- _What this task involves_:
Leave out the pictures; transcribe all else exactly.

- _Dataset rows about figures_:
----

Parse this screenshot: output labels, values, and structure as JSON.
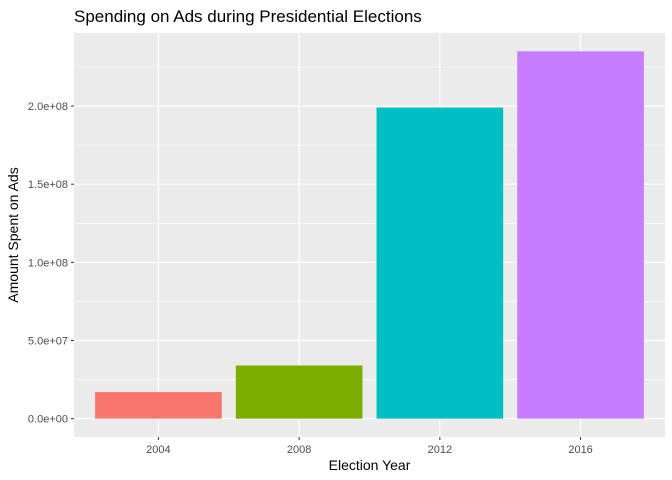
{
  "chart_data": {
    "type": "bar",
    "title": "Spending on Ads during Presidential Elections",
    "xlabel": "Election Year",
    "ylabel": "Amount Spent on Ads",
    "categories": [
      "2004",
      "2008",
      "2012",
      "2016"
    ],
    "values": [
      17000000,
      34000000,
      199000000,
      235000000
    ],
    "colors": [
      "#F8766D",
      "#7CAE00",
      "#00BFC4",
      "#C77CFF"
    ],
    "ylim": [
      -11750000,
      246750000
    ],
    "yticks": [
      0,
      50000000,
      100000000,
      150000000,
      200000000
    ],
    "ytick_labels": [
      "0.0e+00",
      "5.0e+07",
      "1.0e+08",
      "1.5e+08",
      "2.0e+08"
    ],
    "grid": true,
    "legend": "none"
  }
}
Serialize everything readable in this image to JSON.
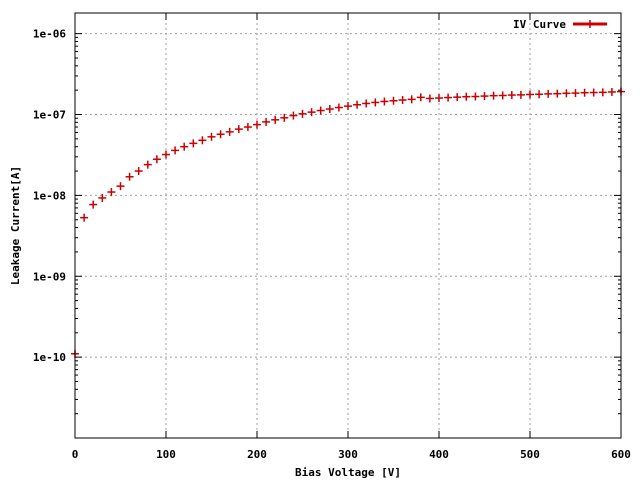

----

- _Written solution_:
Parse this screenshot: output labels, values, and structure as JSON.
{
  "chart_data": {
    "type": "bar",
    "title": "Spending on Ads during Presidential Elections",
    "xlabel": "Election Year",
    "ylabel": "Amount Spent on Ads",
    "categories": [
      "2004",
      "2008",
      "2012",
      "2016"
    ],
    "values": [
      17000000,
      34000000,
      199000000,
      235000000
    ],
    "colors": [
      "#F8766D",
      "#7CAE00",
      "#00BFC4",
      "#C77CFF"
    ],
    "ylim": [
      -11750000,
      246750000
    ],
    "yticks": [
      0,
      50000000,
      100000000,
      150000000,
      200000000
    ],
    "ytick_labels": [
      "0.0e+00",
      "5.0e+07",
      "1.0e+08",
      "1.5e+08",
      "2.0e+08"
    ],
    "grid": true,
    "legend": "none"
  }
}
Serialize everything readable in this image to JSON.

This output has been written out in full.